======== AVAILABLE DATA ========

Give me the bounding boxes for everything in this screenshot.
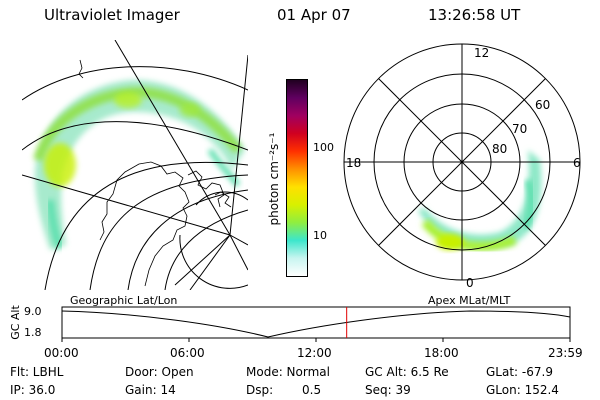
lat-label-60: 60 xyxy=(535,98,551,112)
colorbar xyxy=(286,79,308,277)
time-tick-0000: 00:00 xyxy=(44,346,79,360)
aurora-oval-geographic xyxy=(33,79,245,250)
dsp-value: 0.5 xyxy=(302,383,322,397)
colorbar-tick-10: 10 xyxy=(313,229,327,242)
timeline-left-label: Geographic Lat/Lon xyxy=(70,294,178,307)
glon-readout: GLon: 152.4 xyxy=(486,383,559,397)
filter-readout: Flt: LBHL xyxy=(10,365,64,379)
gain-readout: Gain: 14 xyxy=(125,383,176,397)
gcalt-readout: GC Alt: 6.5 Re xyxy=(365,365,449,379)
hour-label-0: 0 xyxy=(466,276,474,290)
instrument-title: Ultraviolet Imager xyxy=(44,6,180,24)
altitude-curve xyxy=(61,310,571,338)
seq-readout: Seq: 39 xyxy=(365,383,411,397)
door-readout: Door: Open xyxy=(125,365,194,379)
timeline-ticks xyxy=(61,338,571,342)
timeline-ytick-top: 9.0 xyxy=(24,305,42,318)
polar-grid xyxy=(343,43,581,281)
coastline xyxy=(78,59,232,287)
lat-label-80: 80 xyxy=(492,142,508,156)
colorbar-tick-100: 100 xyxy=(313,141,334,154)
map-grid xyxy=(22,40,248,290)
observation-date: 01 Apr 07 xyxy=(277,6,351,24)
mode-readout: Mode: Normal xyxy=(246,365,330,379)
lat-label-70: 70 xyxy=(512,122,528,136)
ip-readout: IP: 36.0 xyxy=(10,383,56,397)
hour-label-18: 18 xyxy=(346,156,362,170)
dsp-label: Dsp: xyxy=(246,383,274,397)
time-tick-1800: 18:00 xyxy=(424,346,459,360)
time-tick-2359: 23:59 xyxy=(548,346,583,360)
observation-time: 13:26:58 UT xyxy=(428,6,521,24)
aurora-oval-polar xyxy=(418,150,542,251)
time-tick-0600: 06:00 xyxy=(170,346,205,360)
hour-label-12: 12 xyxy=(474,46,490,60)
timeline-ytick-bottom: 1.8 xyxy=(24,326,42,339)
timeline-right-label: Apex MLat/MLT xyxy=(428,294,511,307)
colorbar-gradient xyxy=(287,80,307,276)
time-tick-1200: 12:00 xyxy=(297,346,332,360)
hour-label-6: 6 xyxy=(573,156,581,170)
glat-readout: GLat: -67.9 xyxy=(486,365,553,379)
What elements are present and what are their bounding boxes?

========

● **WHAT YOU HAVE TO DO**: Could you reproduce the lines from the one containing "lat-label-60: 60 xyxy=(535,98,551,112)" through the one containing "filter-readout: Flt: LBHL", inclusive, swapping "colorbar" for "legend" and leaving everything else as it stands?

● **CORRECT OUTPUT**:
lat-label-60: 60 xyxy=(535,98,551,112)
legend xyxy=(286,79,308,277)
time-tick-0000: 00:00 xyxy=(44,346,79,360)
aurora-oval-geographic xyxy=(33,79,245,250)
dsp-value: 0.5 xyxy=(302,383,322,397)
legend-tick-10: 10 xyxy=(313,229,327,242)
timeline-left-label: Geographic Lat/Lon xyxy=(70,294,178,307)
glon-readout: GLon: 152.4 xyxy=(486,383,559,397)
filter-readout: Flt: LBHL xyxy=(10,365,64,379)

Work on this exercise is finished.